Rewrite everything from the line containing "hide-panel-button[interactable]: — —" down to the line containing "stop-icon — [19, 631, 32, 644]" as a JSON list of strings, with one string per line and blank lines omitted.

○ ○ ○ ○ ○

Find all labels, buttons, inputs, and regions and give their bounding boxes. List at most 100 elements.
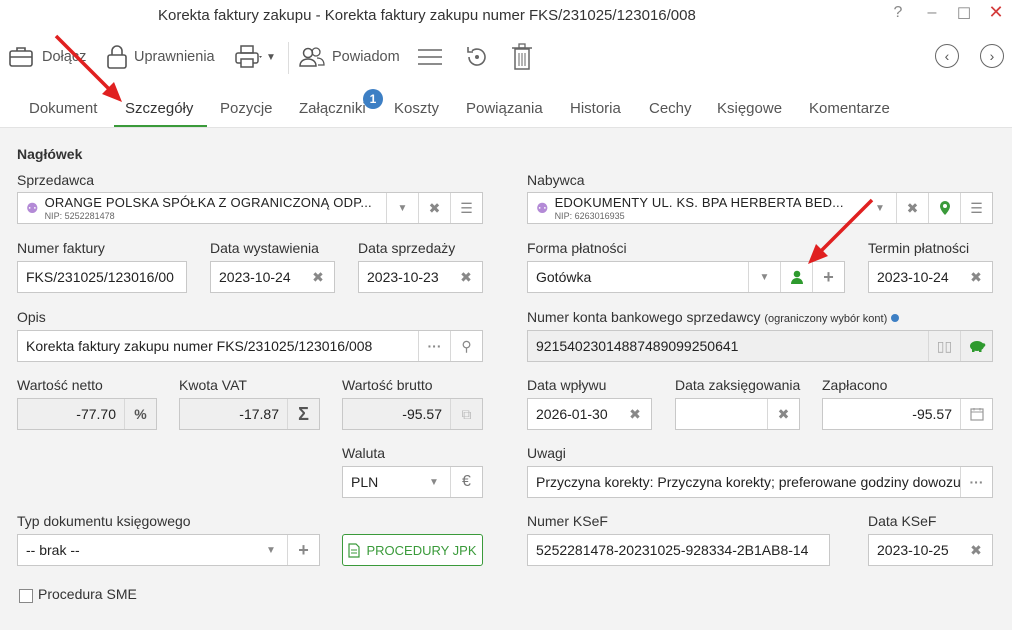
paid-value: -95.57 xyxy=(912,406,952,422)
doctype-add-button[interactable]: + xyxy=(287,535,319,565)
ksef-date-label: Data KSeF xyxy=(868,513,937,529)
posting-clear-button[interactable]: ✖ xyxy=(767,399,799,429)
tab-koszty[interactable]: Koszty xyxy=(394,100,439,117)
menu-icon xyxy=(418,49,442,65)
doctype-value: -- brak -- xyxy=(26,542,80,558)
notify-label: Powiadom xyxy=(332,49,400,65)
chevron-down-icon: ▼ xyxy=(266,544,276,556)
sale-date-clear-button[interactable]: ✖ xyxy=(450,262,482,292)
desc-search-button[interactable]: ⚲ xyxy=(450,331,482,361)
paid-input[interactable]: -95.57 xyxy=(822,398,993,430)
bank-label-text: Numer konta bankowego sprzedawcy xyxy=(527,309,761,325)
payment-due-clear-button[interactable]: ✖ xyxy=(960,262,992,292)
tab-komentarze[interactable]: Komentarze xyxy=(809,100,890,117)
desc-value: Korekta faktury zakupu numer FKS/231025/… xyxy=(26,338,373,354)
help-icon[interactable]: ? xyxy=(886,4,910,22)
toolbar: Dołącz Uprawnienia ▼ Powiadom xyxy=(0,36,1012,78)
sme-label: Procedura SME xyxy=(38,586,137,602)
delete-button[interactable] xyxy=(511,42,539,72)
receipt-clear-button[interactable]: ✖ xyxy=(619,399,651,429)
currency-select[interactable]: PLN ▼ € xyxy=(342,466,483,498)
close-icon: ✖ xyxy=(970,268,982,285)
vat-sum-button[interactable]: Σ xyxy=(287,399,319,429)
ksef-no-input[interactable]: 5252281478-20231025-928334-2B1AB8-14 xyxy=(527,534,830,566)
refresh-button[interactable] xyxy=(464,42,496,72)
previous-button[interactable]: ‹ xyxy=(935,44,959,68)
receipt-date-input[interactable]: 2026-01-30 ✖ xyxy=(527,398,652,430)
issue-date-label: Data wystawienia xyxy=(210,240,319,256)
close-icon[interactable]: ✕ xyxy=(984,2,1008,23)
invoice-no-label: Numer faktury xyxy=(17,240,105,256)
close-icon: ✖ xyxy=(312,268,324,285)
contractor-icon: ⚉ xyxy=(26,199,39,216)
bank-piggy-button[interactable] xyxy=(960,331,992,361)
chevron-down-icon: ▼ xyxy=(429,476,439,488)
payment-form-person-button[interactable] xyxy=(780,262,812,292)
buyer-location-button[interactable] xyxy=(928,193,960,223)
issue-date-input[interactable]: 2023-10-24 ✖ xyxy=(210,261,335,293)
refresh-icon xyxy=(467,47,486,66)
buyer-clear-button[interactable]: ✖ xyxy=(896,193,928,223)
title-bar: Korekta faktury zakupu - Korekta faktury… xyxy=(0,0,1012,32)
payment-due-input[interactable]: 2023-10-24 ✖ xyxy=(868,261,993,293)
tab-ksiegowe[interactable]: Księgowe xyxy=(717,100,782,117)
sme-checkbox[interactable] xyxy=(19,589,33,603)
bank-account-input[interactable]: 92154023014887489099250641 ▯▯ xyxy=(527,330,993,362)
vat-input[interactable]: -17.87 Σ xyxy=(179,398,320,430)
net-input[interactable]: -77.70 % xyxy=(17,398,157,430)
tab-powiazania[interactable]: Powiązania xyxy=(466,100,543,117)
posting-date-input[interactable]: ✖ xyxy=(675,398,800,430)
tab-historia[interactable]: Historia xyxy=(570,100,621,117)
desc-more-button[interactable]: ··· xyxy=(418,331,450,361)
ksef-date-clear-button[interactable]: ✖ xyxy=(960,535,992,565)
gross-copy-button[interactable]: ⧉ xyxy=(450,399,482,429)
notes-input[interactable]: Przyczyna korekty: Przyczyna korekty; pr… xyxy=(527,466,993,498)
gross-input[interactable]: -95.57 ⧉ xyxy=(342,398,483,430)
tab-zalaczniki[interactable]: Załączniki xyxy=(299,100,366,117)
tab-pozycje[interactable]: Pozycje xyxy=(220,100,273,117)
sale-date-input[interactable]: 2023-10-23 ✖ xyxy=(358,261,483,293)
issue-date-value: 2023-10-24 xyxy=(219,269,291,285)
printer-icon xyxy=(235,45,262,68)
more-menu-button[interactable] xyxy=(416,42,450,72)
notes-more-button[interactable]: ··· xyxy=(960,467,992,497)
bank-label: Numer konta bankowego sprzedawcy (ograni… xyxy=(527,309,900,325)
buyer-menu-button[interactable]: ☰ xyxy=(960,193,992,223)
seller-menu-button[interactable]: ☰ xyxy=(450,193,482,223)
ksef-date-input[interactable]: 2023-10-25 ✖ xyxy=(868,534,993,566)
bank-book-button[interactable]: ▯▯ xyxy=(928,331,960,361)
invoice-no-input[interactable]: FKS/231025/123016/00 xyxy=(17,261,187,293)
doctype-select[interactable]: -- brak -- ▼ + xyxy=(17,534,320,566)
people-icon xyxy=(299,47,325,67)
issue-date-clear-button[interactable]: ✖ xyxy=(302,262,334,292)
currency-dropdown-button[interactable]: ▼ xyxy=(418,467,450,497)
desc-input[interactable]: Korekta faktury zakupu numer FKS/231025/… xyxy=(17,330,483,362)
next-button[interactable]: › xyxy=(980,44,1004,68)
maximize-icon[interactable]: ☐ xyxy=(952,4,976,24)
attach-button[interactable]: Dołącz xyxy=(8,42,86,72)
currency-label: Waluta xyxy=(342,445,386,461)
paid-calendar-button[interactable] xyxy=(960,399,992,429)
tab-dokument[interactable]: Dokument xyxy=(29,100,97,117)
notify-button[interactable]: Powiadom xyxy=(298,42,400,72)
net-percent-button[interactable]: % xyxy=(124,399,156,429)
gross-value: -95.57 xyxy=(402,406,442,422)
doctype-dropdown-button[interactable]: ▼ xyxy=(255,535,287,565)
payment-form-select[interactable]: Gotówka ▼ + xyxy=(527,261,845,293)
buyer-field[interactable]: ⚉ EDOKUMENTY UL. KS. BPA HERBERTA BED...… xyxy=(527,192,993,224)
payment-form-dropdown-button[interactable]: ▼ xyxy=(748,262,780,292)
seller-field[interactable]: ⚉ ORANGE POLSKA SPÓŁKA Z OGRANICZONĄ ODP… xyxy=(17,192,483,224)
tab-cechy[interactable]: Cechy xyxy=(649,100,692,117)
minimize-icon[interactable]: – xyxy=(920,4,944,22)
permissions-button[interactable]: Uprawnienia xyxy=(106,42,215,72)
buyer-dropdown-button[interactable]: ▼ xyxy=(864,193,896,223)
payment-form-add-button[interactable]: + xyxy=(812,262,844,292)
currency-rate-button[interactable]: € xyxy=(450,467,482,497)
ellipsis-icon: ··· xyxy=(427,338,442,354)
bank-account-value: 92154023014887489099250641 xyxy=(536,338,739,354)
jpk-procedures-button[interactable]: PROCEDURY JPK xyxy=(342,534,483,566)
seller-clear-button[interactable]: ✖ xyxy=(418,193,450,223)
tab-szczegoly[interactable]: Szczegóły xyxy=(125,100,193,117)
print-button[interactable]: ▼ xyxy=(234,42,276,72)
seller-dropdown-button[interactable]: ▼ xyxy=(386,193,418,223)
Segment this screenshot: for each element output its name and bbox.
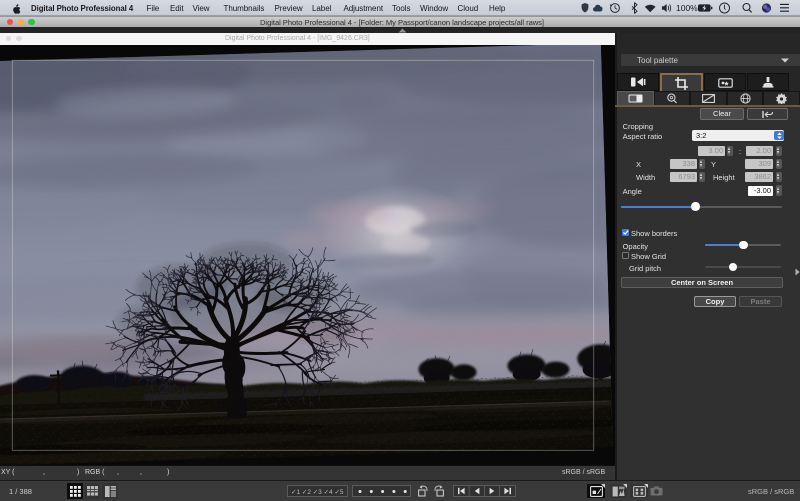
svg-text:100%: 100% [676,3,698,13]
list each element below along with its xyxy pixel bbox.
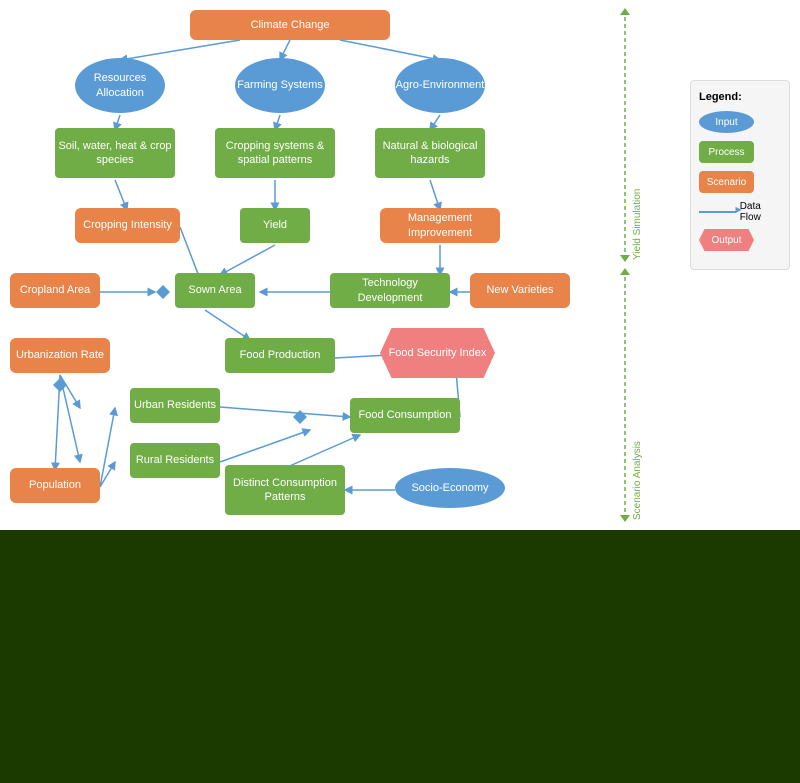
- scenario-analysis-label: Scenario Analysis: [632, 275, 643, 520]
- cropping-systems-node[interactable]: Cropping systems & spatial patterns: [215, 128, 335, 178]
- legend-scenario-box: Scenario: [699, 171, 754, 193]
- legend-output: Output: [699, 229, 781, 251]
- legend-panel: Legend: Input Process Scenario Data Flow…: [690, 80, 790, 270]
- population-node[interactable]: Population: [10, 468, 100, 503]
- tech-dev-node[interactable]: Technology Development: [330, 273, 450, 308]
- yield-node[interactable]: Yield: [240, 208, 310, 243]
- legend-scenario: Scenario: [699, 171, 781, 193]
- cropland-area-node[interactable]: Cropland Area: [10, 273, 100, 308]
- legend-arrow: [699, 211, 736, 213]
- urban-residents-node[interactable]: Urban Residents: [130, 388, 220, 423]
- food-security-node[interactable]: Food Security Index: [380, 328, 495, 378]
- distinct-consumption-node[interactable]: Distinct Consumption Patterns: [225, 465, 345, 515]
- urbanization-node[interactable]: Urbanization Rate: [10, 338, 110, 373]
- legend-output-box: Output: [699, 229, 754, 251]
- agro-environment-node[interactable]: Agro-Environment: [395, 58, 485, 113]
- farming-systems-node[interactable]: Farming Systems: [235, 58, 325, 113]
- legend-data-flow: Data Flow: [699, 201, 781, 223]
- socio-economy-node[interactable]: Socio-Economy: [395, 468, 505, 508]
- legend-process: Process: [699, 141, 781, 163]
- legend-input: Input: [699, 111, 781, 133]
- bottom-dark-area: [0, 530, 800, 783]
- new-varieties-node[interactable]: New Varieties: [470, 273, 570, 308]
- food-consumption-node[interactable]: Food Consumption: [350, 398, 460, 433]
- soil-water-node[interactable]: Soil, water, heat & crop species: [55, 128, 175, 178]
- food-production-node[interactable]: Food Production: [225, 338, 335, 373]
- yield-simulation-label: Yield Simulation: [632, 15, 643, 260]
- management-node[interactable]: Management Improvement: [380, 208, 500, 243]
- legend-title: Legend:: [699, 91, 781, 103]
- rural-residents-node[interactable]: Rural Residents: [130, 443, 220, 478]
- sown-area-node[interactable]: Sown Area: [175, 273, 255, 308]
- cropping-intensity-node[interactable]: Cropping Intensity: [75, 208, 180, 243]
- natural-hazards-node[interactable]: Natural & biological hazards: [375, 128, 485, 178]
- diagram-area: Climate Change Resources Allocation Farm…: [0, 0, 800, 530]
- resources-allocation-node[interactable]: Resources Allocation: [75, 58, 165, 113]
- climate-change-node[interactable]: Climate Change: [190, 10, 390, 40]
- legend-input-box: Input: [699, 111, 754, 133]
- legend-process-box: Process: [699, 141, 754, 163]
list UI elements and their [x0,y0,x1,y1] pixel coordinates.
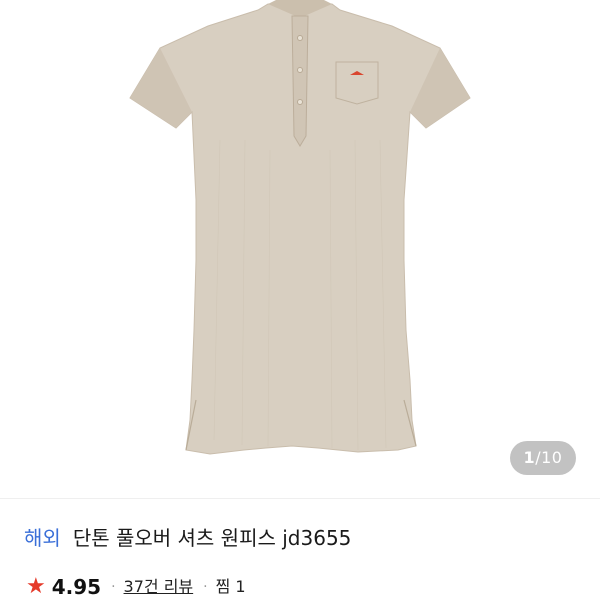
origin-badge: 해외 [24,526,61,550]
image-counter-current: 1 [523,448,536,467]
reviews-link[interactable]: 37건 리뷰 [124,574,194,600]
product-photo [129,0,471,455]
product-meta: ★ 4.95 · 37건 리뷰 · 찜 1 [26,574,246,600]
star-icon: ★ [26,574,46,599]
likes-count: 찜 1 [215,577,246,596]
image-counter: 1/10 [510,441,576,475]
image-counter-total: 10 [541,448,563,467]
product-image-gallery[interactable]: 1/10 [0,0,600,498]
product-title: 해외 단톤 풀오버 셔츠 원피스 jd3655 [24,523,351,553]
product-name: 단톤 풀오버 셔츠 원피스 jd3655 [72,526,352,550]
separator-dot-2: · [203,579,208,595]
rating-value: 4.95 [51,575,102,599]
divider [0,498,600,499]
separator-dot: · [111,579,116,595]
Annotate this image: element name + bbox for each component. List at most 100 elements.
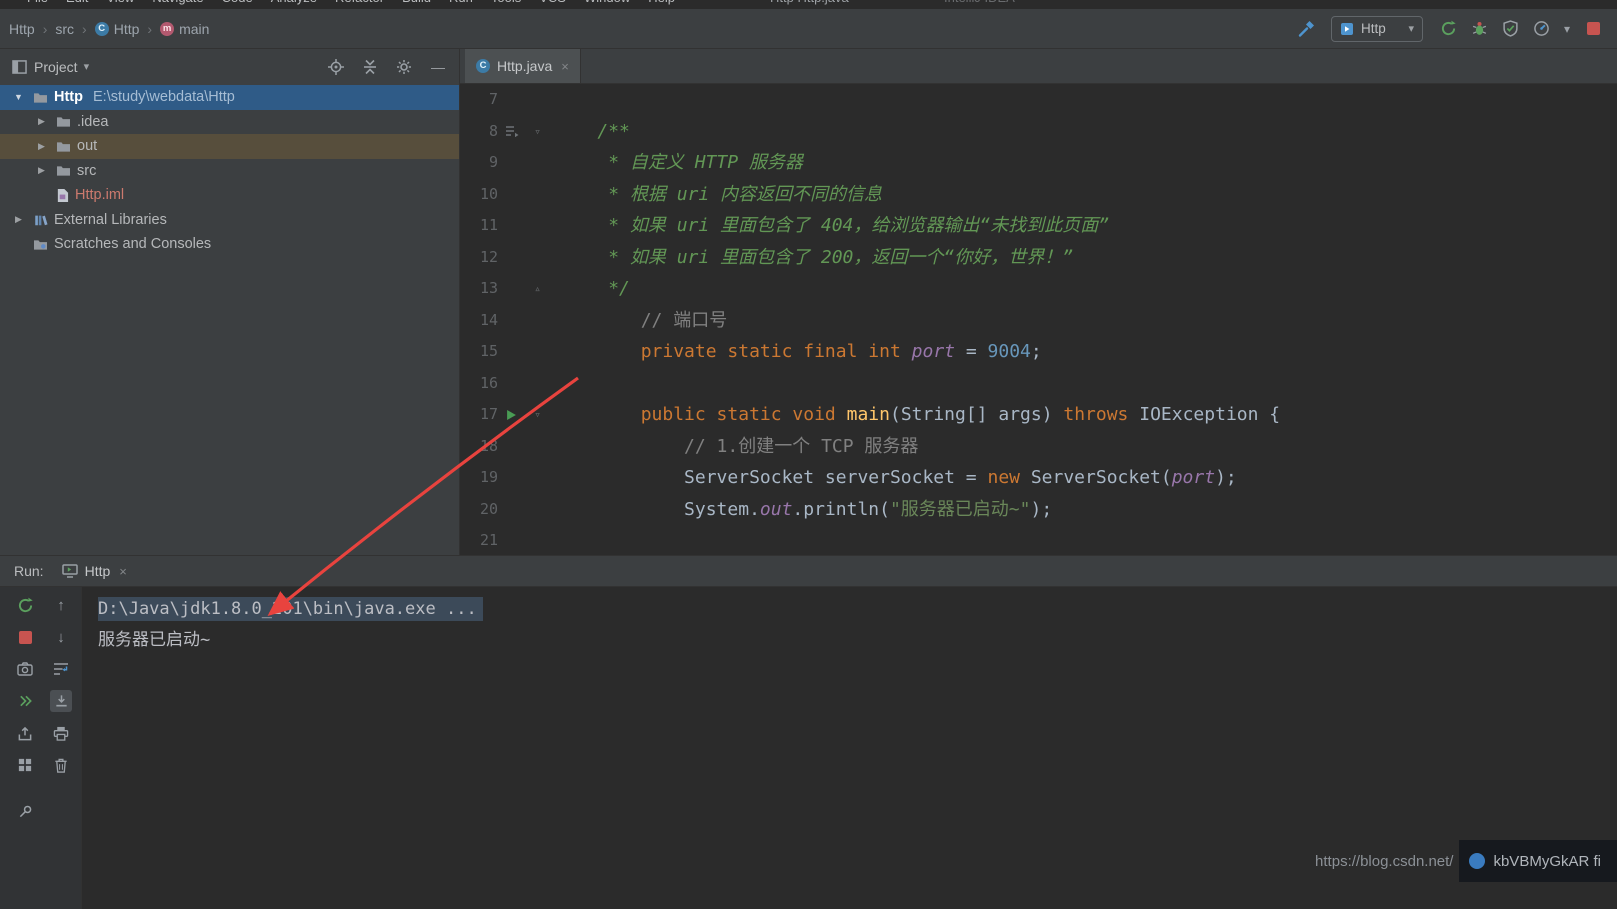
hide-panel-button[interactable]: — — [429, 58, 447, 76]
run-gutter-icon[interactable] — [506, 409, 517, 421]
rerun-button[interactable] — [14, 594, 36, 616]
menu-navigate[interactable]: Navigate — [143, 0, 212, 8]
chevron-right-icon: › — [146, 21, 153, 37]
rerun-icon — [1440, 20, 1457, 37]
softwrap-button[interactable] — [50, 658, 72, 680]
stop-icon — [19, 631, 32, 644]
line-number: 17 — [460, 399, 498, 431]
camera-button[interactable] — [14, 658, 36, 680]
tree-item-http-iml[interactable]: Http.iml — [0, 183, 459, 208]
export-button[interactable] — [14, 722, 36, 744]
tree-item-out[interactable]: ▶ out — [0, 134, 459, 159]
tree-item-src[interactable]: ▶ src — [0, 159, 459, 184]
up-button[interactable]: ↑ — [50, 594, 72, 616]
tree-item-http[interactable]: ▼HttpE:\study\webdata\Http — [0, 85, 459, 110]
chevron-expanded-icon[interactable]: ▼ — [10, 92, 27, 102]
doc-render-toggle-icon[interactable] — [505, 125, 519, 137]
breadcrumb-main-3[interactable]: mmain — [155, 19, 214, 39]
menu-edit[interactable]: Edit — [57, 0, 97, 8]
menu-tools[interactable]: Tools — [482, 0, 530, 8]
breadcrumb-http-0[interactable]: Http — [4, 19, 40, 39]
menu-view[interactable]: View — [97, 0, 143, 8]
grid-button[interactable] — [14, 754, 36, 776]
console-toolbar: ↑↓ — [0, 587, 82, 909]
stop-button[interactable] — [1581, 17, 1605, 41]
menu-refactor[interactable]: Refactor — [326, 0, 393, 8]
tree-item-scratches-and-consoles[interactable]: Scratches and Consoles — [0, 232, 459, 257]
close-icon[interactable]: × — [561, 59, 569, 74]
stop-button[interactable] — [14, 626, 36, 648]
run-tab-http[interactable]: Http × — [56, 556, 133, 586]
fold-marker-icon[interactable]: ▿ — [534, 126, 541, 137]
chevron-collapsed-icon[interactable]: ▶ — [33, 116, 50, 127]
code-editor[interactable]: 78▿ /**9 * 自定义 HTTP 服务器10 * 根据 uri 内容返回不… — [460, 84, 1617, 555]
menu-build[interactable]: Build — [393, 0, 440, 8]
code-token — [554, 404, 641, 425]
gutter-icons — [498, 210, 525, 242]
fold-marker-icon[interactable]: ▵ — [534, 283, 541, 294]
coverage-button[interactable] — [1498, 17, 1522, 41]
fold-column: ▿ — [525, 116, 550, 148]
menu-code[interactable]: Code — [213, 0, 262, 8]
chevron-collapsed-icon[interactable]: ▶ — [10, 214, 27, 225]
menu-file[interactable]: File — [18, 0, 57, 8]
export-icon — [17, 726, 33, 741]
code-token — [554, 310, 641, 331]
breadcrumb-src-1[interactable]: src — [50, 19, 79, 39]
code-text: public static void main(String[] args) t… — [554, 399, 1280, 431]
code-line-16: 16 — [460, 368, 1617, 400]
more-run-options-button[interactable]: ▾ — [1560, 17, 1574, 41]
fold-column — [525, 431, 550, 463]
gutter-icons — [498, 336, 525, 368]
menu-help[interactable]: Help — [639, 0, 684, 8]
code-token: /** — [597, 121, 630, 142]
code-text: // 端口号 — [554, 305, 727, 337]
target-button[interactable] — [327, 58, 345, 76]
pin-button[interactable] — [14, 800, 36, 822]
run-panel-header: Run: Http × — [0, 556, 1617, 587]
profiler-button[interactable] — [1529, 17, 1553, 41]
run-config-combo[interactable]: Http▾ — [1331, 16, 1423, 42]
fold-marker-icon[interactable]: ▿ — [534, 409, 541, 420]
chevron-collapsed-icon[interactable]: ▶ — [33, 165, 50, 176]
java-class-icon: C — [476, 59, 490, 73]
tree-label: src — [77, 163, 96, 179]
line-number: 12 — [460, 242, 498, 274]
fold-column — [525, 368, 550, 400]
breadcrumb-http-2[interactable]: CHttp — [90, 19, 145, 39]
tree-item-idea[interactable]: ▶.idea — [0, 110, 459, 135]
project-tool-window: Project ▾ — ▼HttpE:\study\webdata\Http▶.… — [0, 49, 460, 555]
close-icon[interactable]: × — [119, 564, 127, 579]
editor-tab-http-java[interactable]: C Http.java × — [465, 49, 581, 83]
scrollend-button[interactable] — [50, 690, 72, 712]
iml-icon — [56, 188, 69, 203]
menu-run[interactable]: Run — [440, 0, 482, 8]
rerun-button[interactable] — [1436, 17, 1460, 41]
project-panel-header: Project ▾ — — [0, 49, 459, 84]
code-token — [554, 247, 608, 268]
menu-window[interactable]: Window — [575, 0, 639, 8]
hammer-button[interactable] — [1294, 17, 1318, 41]
printer-button[interactable] — [50, 722, 72, 744]
collapse-button[interactable] — [361, 58, 379, 76]
tree-label: out — [77, 138, 97, 154]
tree-item-external-libraries[interactable]: ▶External Libraries — [0, 208, 459, 233]
menu-vcs[interactable]: VCS — [530, 0, 575, 8]
code-token — [554, 152, 608, 173]
project-view-selector[interactable]: Project ▾ — [34, 59, 89, 75]
code-text: /** — [554, 116, 630, 148]
menu-analyze[interactable]: Analyze — [262, 0, 326, 8]
breadcrumb-label: src — [55, 21, 74, 37]
down-button[interactable]: ↓ — [50, 626, 72, 648]
code-token: // 1.创建一个 TCP 服务器 — [684, 436, 918, 457]
gear-button[interactable] — [395, 58, 413, 76]
window-title: Http Http.java — [770, 0, 849, 8]
chevron-collapsed-icon[interactable]: ▶ — [33, 141, 50, 152]
fold-column — [525, 525, 550, 555]
bug-button[interactable] — [1467, 17, 1491, 41]
code-text: * 如果 uri 里面包含了 404，给浏览器输出“未找到此页面” — [554, 210, 1109, 242]
resume-button[interactable] — [14, 690, 36, 712]
trash-button[interactable] — [50, 754, 72, 776]
breadcrumb-label: main — [179, 21, 209, 37]
printer-icon — [53, 726, 69, 741]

○ ○ ○ ○ ○

Exercise output:
[
  "hide-panel-button[interactable]: — — [429, 58, 447, 76]",
  "run-gutter-icon[interactable] — [506, 409, 517, 421]",
  "rerun-button[interactable] — [14, 594, 36, 616]",
  "menu-navigate[interactable]: Navigate — [143, 0, 212, 8]",
  "chevron-right-icon: › — [146, 21, 153, 37]",
  "rerun-icon — [1440, 20, 1457, 37]",
  "softwrap-button[interactable] — [50, 658, 72, 680]",
  "stop-icon — [19, 631, 32, 644]"
]